Passage:
□ □ □ □ □ □ □
# How to calculate expectation value of exponentiation of number operator for coherent state?

I consider a quantum harmonic oscillator and regard $$a$$ and $$a^\dagger$$ is ladder operators. Let $$|0\rangle$$ be a vacuum, and a coherent state $$|\alpha\rangle$$ is defined as the eigenstate of the annihilation operator; $$a|\alpha\rangle=\alpha|\alpha\rangle,$$ $$|\alpha\rangle=\exp{(\alpha a^†-\alpha^*a)}|0\rangle$$ Then how can I calculate the following expression? $$\langle\alpha|\exp N|\alpha\rangle=?$$ where $$N=a^†a$$.

• latex tip: use \langle and \rangle instead of < and > Mar 18, 2020 at 8:52
• are you familiar with the representation of the coherent state as a sum of eigenstates of $N$? (it can be directly derived from the definitions you gave of $|\alpha\rangle$)
– user245141
Mar 18, 2020 at 8:59
• have you tried expanding $\exp N$ as a series and trying to compute $\langle \alpha|(a^\dagger a)^n|\alpha \rangle$ for $n\in \mathbb N$? Mar 18, 2020 at 8:59

You can do this in following way: Expansion of $$|\alpha \rangle$$ in $$|n\rangle$$ given by $$|\alpha \rangle=\langle0|\alpha\rangle\sum_{n=0}^{\infty}\frac{\alpha^n}{\sqrt{n !}}|n\rangle$$ where $$\langle0|\alpha\rangle=exp(-\frac{1}{2}|\alpha|^2)=r(say)$$ Now $$e^N|\alpha \rangle=r\sum_{n=0}^{\infty}\frac{\alpha^n}{\sqrt{n !}}e^N|n\rangle=r\sum_{n=0}^{\infty}\frac{\alpha^n}{\sqrt{n !}}e^n|n\rangle$$ Thus $$\langle\alpha|e^N|\alpha\rangle=rr^*\sum_{n=0}^{\infty}\frac{\alpha^n\alpha^{*n}}{n!}e^n$$
□ □ □ □ □ □ □
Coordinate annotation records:
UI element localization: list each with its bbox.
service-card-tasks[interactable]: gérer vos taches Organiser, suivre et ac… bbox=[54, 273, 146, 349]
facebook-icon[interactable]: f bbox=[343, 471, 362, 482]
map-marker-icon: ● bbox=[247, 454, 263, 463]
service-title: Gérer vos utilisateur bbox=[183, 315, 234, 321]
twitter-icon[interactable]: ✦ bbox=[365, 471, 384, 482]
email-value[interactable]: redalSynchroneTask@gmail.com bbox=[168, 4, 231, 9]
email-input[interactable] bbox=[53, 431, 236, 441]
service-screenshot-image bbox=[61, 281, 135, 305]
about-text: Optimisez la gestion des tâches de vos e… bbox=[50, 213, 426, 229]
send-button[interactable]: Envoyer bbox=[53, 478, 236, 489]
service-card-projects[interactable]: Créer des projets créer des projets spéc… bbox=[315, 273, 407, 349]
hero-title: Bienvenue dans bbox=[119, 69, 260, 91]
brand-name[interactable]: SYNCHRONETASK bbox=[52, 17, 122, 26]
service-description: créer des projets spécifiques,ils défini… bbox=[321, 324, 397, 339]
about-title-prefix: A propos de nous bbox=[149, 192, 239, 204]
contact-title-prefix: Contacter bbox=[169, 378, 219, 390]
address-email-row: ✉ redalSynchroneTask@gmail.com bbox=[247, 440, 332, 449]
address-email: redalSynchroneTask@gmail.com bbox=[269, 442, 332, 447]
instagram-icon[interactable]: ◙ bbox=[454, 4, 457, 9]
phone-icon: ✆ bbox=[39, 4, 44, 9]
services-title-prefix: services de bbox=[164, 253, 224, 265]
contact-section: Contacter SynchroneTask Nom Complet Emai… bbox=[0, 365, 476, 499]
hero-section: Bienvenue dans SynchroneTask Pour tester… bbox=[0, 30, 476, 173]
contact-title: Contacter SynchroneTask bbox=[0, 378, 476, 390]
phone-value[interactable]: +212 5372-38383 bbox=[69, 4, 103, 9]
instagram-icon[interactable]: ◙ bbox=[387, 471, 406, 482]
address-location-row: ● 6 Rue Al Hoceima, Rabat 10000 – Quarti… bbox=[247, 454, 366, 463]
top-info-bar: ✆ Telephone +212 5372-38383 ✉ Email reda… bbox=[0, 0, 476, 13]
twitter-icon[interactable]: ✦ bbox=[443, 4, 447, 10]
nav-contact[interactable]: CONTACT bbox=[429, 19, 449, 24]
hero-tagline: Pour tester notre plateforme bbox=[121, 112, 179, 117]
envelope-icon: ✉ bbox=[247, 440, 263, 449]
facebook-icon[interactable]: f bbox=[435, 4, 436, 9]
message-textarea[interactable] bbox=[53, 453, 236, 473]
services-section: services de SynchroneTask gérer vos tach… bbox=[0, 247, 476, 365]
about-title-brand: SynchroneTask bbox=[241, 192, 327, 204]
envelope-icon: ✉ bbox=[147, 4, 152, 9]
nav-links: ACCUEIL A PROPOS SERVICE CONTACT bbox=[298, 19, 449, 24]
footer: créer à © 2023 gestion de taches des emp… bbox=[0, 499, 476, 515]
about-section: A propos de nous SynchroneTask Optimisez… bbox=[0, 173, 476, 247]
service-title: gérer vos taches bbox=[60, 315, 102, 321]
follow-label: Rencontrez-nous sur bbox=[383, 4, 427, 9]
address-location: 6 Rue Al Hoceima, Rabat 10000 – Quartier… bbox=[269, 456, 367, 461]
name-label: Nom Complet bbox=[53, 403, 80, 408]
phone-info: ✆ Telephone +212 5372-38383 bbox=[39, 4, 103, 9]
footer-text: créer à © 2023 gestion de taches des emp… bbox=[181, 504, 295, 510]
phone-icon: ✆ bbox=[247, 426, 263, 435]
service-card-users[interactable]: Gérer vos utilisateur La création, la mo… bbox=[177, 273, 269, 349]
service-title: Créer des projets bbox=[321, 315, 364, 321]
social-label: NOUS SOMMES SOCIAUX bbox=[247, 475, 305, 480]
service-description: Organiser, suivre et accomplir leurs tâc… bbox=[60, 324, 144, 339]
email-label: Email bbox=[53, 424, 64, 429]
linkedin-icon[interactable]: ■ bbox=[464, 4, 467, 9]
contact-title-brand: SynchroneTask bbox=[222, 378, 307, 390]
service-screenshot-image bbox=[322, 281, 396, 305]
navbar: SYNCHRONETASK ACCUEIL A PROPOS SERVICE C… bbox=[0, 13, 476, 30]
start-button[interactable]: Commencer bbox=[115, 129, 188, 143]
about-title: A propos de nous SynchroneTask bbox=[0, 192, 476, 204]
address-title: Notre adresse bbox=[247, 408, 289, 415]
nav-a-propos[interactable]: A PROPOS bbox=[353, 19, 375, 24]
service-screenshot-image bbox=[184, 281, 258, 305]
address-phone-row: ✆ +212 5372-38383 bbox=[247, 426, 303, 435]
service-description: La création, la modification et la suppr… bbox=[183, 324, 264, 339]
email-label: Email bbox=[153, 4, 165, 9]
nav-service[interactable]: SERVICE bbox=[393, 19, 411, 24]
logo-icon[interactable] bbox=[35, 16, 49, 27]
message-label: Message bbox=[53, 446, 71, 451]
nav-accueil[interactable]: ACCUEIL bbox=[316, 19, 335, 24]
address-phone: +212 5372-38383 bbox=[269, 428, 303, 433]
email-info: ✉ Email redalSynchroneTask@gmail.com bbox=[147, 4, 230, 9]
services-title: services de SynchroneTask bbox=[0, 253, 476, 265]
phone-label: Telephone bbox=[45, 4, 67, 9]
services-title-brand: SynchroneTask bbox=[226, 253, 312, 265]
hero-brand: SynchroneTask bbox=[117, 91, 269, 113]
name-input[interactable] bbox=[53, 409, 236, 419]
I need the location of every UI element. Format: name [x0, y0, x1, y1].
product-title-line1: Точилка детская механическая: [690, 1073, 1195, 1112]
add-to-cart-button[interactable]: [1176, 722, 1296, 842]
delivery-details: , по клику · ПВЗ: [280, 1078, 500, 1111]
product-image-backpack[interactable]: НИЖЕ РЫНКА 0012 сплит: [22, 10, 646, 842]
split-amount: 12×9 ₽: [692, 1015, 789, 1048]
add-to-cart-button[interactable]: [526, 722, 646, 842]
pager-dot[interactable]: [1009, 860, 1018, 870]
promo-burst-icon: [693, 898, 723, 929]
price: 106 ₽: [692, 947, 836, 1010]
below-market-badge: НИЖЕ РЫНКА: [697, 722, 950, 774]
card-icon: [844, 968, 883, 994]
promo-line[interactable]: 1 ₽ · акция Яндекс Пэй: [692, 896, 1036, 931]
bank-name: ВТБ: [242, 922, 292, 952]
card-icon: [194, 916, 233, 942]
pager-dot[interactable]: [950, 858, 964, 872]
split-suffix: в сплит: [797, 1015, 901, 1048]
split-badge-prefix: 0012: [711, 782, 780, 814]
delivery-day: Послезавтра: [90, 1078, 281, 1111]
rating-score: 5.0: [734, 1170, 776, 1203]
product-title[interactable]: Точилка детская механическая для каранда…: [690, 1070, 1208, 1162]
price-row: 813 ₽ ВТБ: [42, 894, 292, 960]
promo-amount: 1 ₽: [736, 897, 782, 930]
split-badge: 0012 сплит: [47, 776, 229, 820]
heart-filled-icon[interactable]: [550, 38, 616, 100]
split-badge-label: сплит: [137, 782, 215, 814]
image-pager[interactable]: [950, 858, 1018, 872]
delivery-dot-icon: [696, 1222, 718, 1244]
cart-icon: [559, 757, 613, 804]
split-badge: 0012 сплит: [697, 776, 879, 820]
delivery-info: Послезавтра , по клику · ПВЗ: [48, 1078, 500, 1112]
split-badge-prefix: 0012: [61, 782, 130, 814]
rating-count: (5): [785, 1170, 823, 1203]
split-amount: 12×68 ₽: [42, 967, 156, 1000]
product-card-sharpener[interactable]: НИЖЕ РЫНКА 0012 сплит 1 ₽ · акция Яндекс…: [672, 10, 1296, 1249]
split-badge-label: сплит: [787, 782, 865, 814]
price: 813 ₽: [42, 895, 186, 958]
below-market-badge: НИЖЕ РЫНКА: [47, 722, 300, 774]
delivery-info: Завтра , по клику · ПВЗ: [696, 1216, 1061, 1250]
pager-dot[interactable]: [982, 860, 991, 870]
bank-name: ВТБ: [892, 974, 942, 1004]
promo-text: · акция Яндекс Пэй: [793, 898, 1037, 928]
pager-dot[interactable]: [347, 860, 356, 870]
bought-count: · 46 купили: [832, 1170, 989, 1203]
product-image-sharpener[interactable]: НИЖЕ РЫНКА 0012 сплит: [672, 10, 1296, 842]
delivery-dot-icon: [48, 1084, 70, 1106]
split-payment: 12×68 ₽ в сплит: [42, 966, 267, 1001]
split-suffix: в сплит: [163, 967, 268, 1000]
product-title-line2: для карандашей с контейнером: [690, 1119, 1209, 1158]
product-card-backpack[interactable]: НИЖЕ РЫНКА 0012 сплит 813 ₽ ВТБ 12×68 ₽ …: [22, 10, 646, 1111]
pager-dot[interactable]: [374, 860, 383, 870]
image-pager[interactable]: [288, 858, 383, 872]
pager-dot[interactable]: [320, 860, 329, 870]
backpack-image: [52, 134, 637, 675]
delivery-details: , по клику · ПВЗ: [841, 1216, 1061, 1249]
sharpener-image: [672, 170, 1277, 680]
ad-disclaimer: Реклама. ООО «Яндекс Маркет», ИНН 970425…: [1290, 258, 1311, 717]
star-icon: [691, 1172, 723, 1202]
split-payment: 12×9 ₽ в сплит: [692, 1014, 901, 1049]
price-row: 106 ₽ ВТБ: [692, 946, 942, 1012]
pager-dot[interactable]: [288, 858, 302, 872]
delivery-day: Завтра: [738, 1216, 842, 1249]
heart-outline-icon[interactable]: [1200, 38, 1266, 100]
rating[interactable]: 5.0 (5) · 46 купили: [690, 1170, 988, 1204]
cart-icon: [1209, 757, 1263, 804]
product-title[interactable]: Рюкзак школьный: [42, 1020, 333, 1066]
□ □ □ □ □ □ □
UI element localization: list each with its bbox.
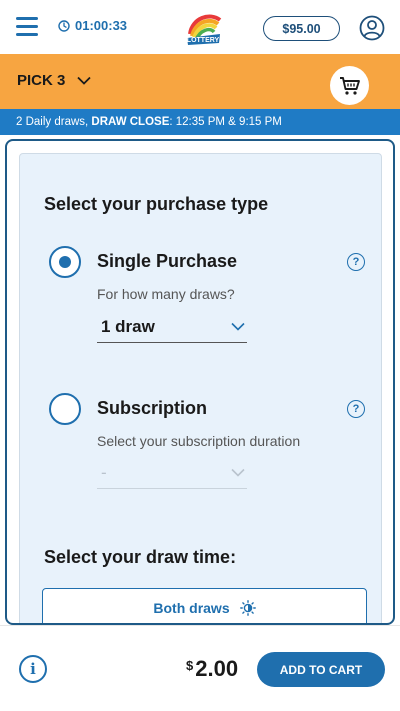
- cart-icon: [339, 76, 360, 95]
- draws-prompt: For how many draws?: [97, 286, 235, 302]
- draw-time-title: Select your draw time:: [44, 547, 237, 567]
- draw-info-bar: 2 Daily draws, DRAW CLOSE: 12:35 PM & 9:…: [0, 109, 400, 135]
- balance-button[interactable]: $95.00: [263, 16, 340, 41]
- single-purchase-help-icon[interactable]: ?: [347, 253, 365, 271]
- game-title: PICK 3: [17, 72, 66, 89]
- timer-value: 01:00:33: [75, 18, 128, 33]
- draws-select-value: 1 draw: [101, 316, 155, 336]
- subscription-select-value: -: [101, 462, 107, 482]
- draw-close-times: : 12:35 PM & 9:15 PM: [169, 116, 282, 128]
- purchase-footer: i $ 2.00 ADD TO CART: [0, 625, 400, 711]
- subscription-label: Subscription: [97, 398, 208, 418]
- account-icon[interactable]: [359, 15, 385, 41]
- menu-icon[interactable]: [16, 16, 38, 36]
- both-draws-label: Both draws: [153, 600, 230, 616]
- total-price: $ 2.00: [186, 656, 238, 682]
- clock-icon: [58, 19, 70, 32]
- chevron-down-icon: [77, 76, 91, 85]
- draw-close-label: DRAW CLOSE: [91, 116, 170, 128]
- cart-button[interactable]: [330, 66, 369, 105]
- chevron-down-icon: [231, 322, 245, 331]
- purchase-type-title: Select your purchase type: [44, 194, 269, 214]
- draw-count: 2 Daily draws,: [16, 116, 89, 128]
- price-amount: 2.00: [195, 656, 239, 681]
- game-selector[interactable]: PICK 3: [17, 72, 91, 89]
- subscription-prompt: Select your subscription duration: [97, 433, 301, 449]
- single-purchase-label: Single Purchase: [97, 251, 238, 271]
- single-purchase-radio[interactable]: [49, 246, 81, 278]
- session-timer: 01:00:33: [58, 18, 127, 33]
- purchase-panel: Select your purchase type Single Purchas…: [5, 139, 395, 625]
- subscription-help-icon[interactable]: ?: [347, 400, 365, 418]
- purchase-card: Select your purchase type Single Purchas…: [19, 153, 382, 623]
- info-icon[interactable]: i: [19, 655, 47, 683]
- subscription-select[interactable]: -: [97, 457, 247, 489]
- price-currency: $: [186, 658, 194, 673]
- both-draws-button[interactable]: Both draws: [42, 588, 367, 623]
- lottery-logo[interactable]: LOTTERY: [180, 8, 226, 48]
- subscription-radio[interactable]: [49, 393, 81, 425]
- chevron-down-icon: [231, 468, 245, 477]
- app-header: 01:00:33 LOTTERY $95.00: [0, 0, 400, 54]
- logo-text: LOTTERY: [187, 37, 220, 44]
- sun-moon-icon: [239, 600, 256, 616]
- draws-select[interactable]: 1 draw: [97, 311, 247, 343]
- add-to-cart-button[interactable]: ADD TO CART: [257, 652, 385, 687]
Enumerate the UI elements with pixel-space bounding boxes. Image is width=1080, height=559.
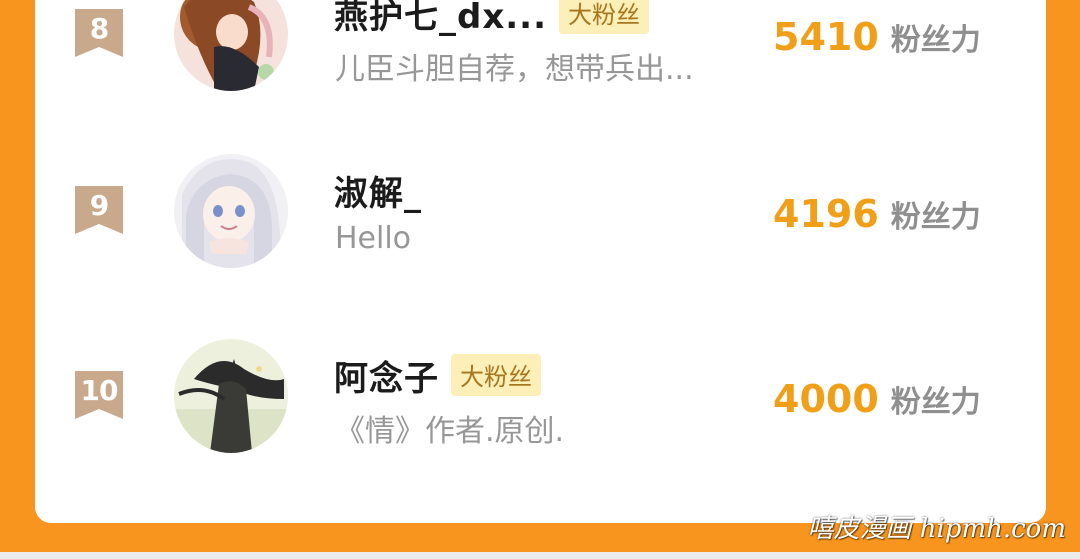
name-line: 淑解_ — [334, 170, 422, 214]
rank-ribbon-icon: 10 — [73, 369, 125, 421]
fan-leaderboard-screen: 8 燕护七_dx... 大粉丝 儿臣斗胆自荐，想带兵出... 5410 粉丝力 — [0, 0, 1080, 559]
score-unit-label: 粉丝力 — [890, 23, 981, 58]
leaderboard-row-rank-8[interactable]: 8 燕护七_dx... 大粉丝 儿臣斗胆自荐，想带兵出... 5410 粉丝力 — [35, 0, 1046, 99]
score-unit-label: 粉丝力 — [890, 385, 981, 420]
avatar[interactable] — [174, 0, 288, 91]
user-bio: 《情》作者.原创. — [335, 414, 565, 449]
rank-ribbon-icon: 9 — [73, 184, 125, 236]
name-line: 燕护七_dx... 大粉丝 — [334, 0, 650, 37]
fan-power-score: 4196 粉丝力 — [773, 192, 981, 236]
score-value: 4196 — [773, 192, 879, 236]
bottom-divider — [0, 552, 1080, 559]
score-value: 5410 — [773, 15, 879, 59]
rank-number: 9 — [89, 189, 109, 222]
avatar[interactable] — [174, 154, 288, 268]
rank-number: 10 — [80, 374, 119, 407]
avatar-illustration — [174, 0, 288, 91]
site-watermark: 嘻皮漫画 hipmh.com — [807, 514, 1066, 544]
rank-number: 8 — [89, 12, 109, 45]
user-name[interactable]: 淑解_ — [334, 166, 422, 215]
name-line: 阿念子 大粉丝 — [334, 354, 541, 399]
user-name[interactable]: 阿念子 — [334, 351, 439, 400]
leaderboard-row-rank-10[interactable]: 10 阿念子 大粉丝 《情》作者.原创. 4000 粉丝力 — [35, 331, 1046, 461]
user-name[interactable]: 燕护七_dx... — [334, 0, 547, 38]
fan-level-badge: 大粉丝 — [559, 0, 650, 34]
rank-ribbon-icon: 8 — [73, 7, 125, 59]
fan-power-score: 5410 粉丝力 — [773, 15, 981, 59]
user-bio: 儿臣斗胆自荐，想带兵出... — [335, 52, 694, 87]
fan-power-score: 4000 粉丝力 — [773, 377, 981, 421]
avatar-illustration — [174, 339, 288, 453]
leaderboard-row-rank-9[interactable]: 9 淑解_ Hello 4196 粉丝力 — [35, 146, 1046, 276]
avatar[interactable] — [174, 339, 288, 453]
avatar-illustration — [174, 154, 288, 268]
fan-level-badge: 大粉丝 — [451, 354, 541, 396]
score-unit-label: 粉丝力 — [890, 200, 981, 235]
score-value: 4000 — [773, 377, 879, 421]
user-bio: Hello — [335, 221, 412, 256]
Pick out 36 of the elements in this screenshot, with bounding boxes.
□ □ □ □ □ □ □
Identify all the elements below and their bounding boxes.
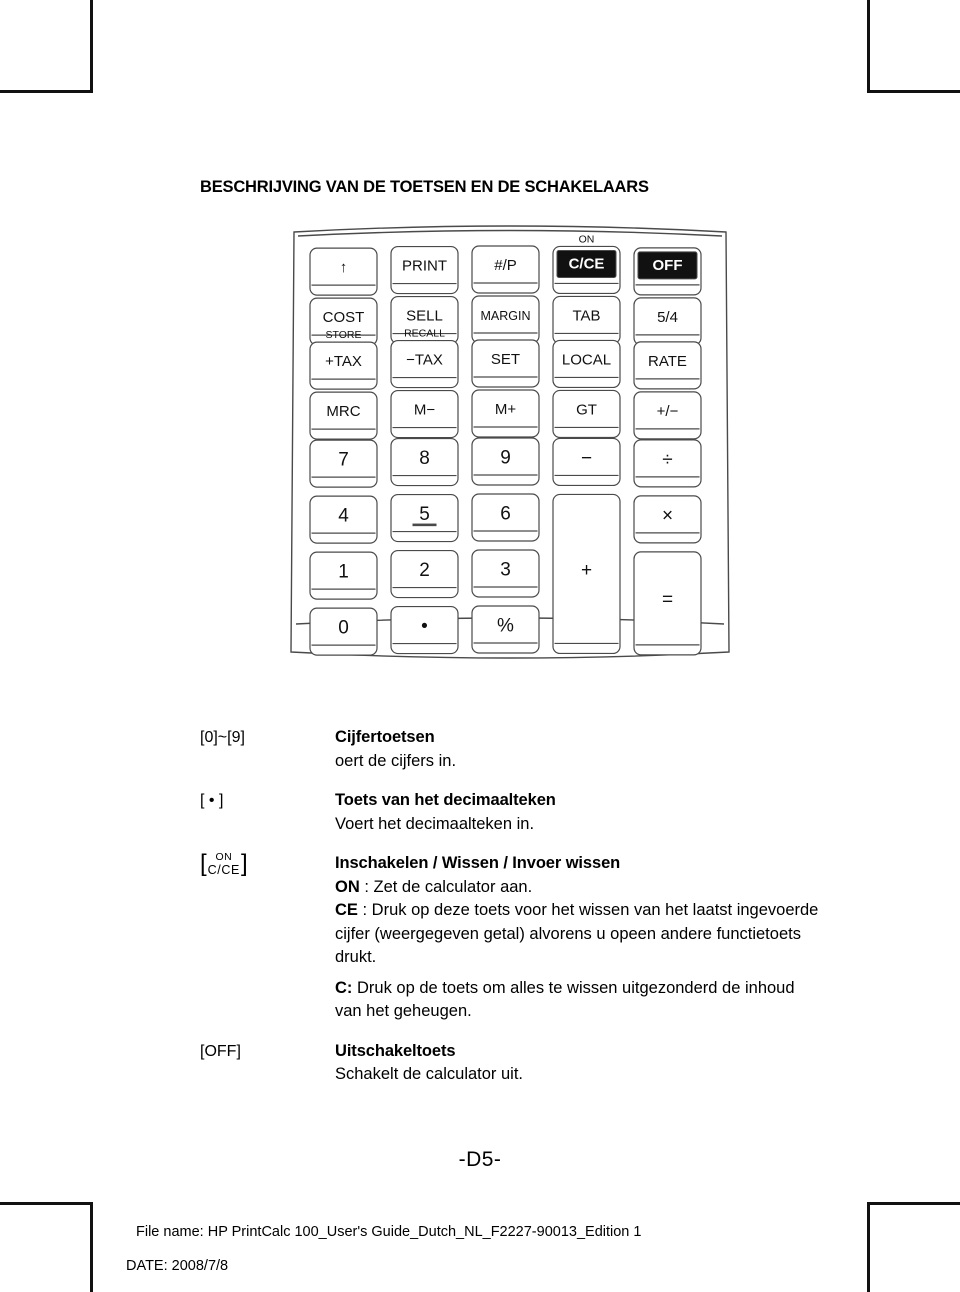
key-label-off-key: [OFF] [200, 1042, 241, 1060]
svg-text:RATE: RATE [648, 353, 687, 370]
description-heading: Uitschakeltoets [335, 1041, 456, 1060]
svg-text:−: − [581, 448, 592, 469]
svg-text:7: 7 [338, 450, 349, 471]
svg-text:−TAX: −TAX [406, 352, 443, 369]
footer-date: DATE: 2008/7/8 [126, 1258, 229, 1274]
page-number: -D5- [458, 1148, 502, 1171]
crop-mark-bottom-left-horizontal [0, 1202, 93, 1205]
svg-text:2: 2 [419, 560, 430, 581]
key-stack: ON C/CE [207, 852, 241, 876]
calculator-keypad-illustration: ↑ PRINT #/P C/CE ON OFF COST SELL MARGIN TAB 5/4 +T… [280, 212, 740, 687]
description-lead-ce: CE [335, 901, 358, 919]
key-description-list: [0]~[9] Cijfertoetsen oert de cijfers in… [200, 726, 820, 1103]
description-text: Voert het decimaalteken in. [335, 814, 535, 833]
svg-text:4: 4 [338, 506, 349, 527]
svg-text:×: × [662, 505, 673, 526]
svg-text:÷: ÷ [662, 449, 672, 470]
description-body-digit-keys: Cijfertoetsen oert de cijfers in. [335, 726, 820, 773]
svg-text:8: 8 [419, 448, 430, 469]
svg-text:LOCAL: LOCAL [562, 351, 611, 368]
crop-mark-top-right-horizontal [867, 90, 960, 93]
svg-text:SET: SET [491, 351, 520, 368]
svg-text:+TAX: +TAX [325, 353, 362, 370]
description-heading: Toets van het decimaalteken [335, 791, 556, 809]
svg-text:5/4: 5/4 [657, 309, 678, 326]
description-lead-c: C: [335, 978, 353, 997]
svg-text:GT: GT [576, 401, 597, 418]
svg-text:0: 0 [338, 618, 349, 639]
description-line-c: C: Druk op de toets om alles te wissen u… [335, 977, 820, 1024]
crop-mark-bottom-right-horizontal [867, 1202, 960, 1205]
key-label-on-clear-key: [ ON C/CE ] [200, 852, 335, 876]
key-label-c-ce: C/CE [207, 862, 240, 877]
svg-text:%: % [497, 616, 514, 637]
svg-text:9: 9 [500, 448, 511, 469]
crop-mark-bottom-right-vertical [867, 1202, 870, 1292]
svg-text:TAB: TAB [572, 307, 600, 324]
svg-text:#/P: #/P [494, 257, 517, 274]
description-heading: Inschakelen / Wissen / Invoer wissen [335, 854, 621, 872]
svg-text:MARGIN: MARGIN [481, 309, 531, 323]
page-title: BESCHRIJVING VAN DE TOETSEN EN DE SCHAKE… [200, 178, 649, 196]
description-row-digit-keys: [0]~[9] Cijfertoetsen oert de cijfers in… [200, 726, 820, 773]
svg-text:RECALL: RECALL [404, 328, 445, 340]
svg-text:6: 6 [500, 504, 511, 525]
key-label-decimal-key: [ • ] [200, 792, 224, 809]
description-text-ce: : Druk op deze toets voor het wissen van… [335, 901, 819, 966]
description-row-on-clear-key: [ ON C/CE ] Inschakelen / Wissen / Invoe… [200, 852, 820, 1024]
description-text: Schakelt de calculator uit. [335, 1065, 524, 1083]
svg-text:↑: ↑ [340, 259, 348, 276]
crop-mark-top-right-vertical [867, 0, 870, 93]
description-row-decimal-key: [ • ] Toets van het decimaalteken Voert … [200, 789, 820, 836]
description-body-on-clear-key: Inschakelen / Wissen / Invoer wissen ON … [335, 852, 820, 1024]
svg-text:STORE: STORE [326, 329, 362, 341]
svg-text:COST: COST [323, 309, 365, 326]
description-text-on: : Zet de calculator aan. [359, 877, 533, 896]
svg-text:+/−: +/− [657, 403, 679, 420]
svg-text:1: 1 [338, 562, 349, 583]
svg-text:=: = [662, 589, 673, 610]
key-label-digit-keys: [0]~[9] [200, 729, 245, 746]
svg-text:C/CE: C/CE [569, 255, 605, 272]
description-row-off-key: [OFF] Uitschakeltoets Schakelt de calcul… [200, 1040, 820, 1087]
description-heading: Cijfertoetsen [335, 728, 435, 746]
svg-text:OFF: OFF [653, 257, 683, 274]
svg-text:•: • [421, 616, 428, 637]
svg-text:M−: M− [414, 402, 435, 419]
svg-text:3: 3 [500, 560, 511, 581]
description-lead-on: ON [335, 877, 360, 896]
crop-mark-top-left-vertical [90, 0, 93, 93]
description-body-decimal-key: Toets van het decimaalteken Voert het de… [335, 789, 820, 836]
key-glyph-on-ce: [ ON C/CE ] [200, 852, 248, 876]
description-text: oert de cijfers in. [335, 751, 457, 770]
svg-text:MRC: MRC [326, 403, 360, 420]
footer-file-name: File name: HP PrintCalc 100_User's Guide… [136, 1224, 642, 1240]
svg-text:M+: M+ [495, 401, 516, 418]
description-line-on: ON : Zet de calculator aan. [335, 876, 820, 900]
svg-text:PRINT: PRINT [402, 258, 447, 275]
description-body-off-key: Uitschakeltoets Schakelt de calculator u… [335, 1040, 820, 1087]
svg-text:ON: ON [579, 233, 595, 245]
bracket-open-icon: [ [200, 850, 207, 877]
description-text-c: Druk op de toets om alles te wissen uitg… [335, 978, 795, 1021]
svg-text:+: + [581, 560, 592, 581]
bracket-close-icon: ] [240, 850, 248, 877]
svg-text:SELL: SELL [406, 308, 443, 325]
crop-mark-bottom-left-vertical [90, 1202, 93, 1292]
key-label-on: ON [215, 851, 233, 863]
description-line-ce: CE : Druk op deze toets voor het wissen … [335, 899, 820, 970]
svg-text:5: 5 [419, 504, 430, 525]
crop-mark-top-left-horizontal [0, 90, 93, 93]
□ □ □ □ □ □ □
Job:
Copy the coherent-state thread from "I consider a" to "gave of $|\alpha\rangle$)".

Output:
I consider a quantum harmonic oscillator and regard $$a$$ and $$a^\dagger$$ is ladder operators. Let $$|0\rangle$$ be a vacuum, and a coherent state $$|\alpha\rangle$$ is defined as the eigenstate of the annihilation operator; $$a|\alpha\rangle=\alpha|\alpha\rangle,$$ $$|\alpha\rangle=\exp{(\alpha a^†-\alpha^*a)}|0\rangle$$ Then how can I calculate the following expression? $$\langle\alpha|\exp N|\alpha\rangle=?$$ where $$N=a^†a$$.

• latex tip: use \langle and \rangle instead of < and > Mar 18, 2020 at 8:52
• are you familiar with the representation of the coherent state as a sum of eigenstates of $N$? (it can be directly derived from the definitions you gave of $|\alpha\rangle$)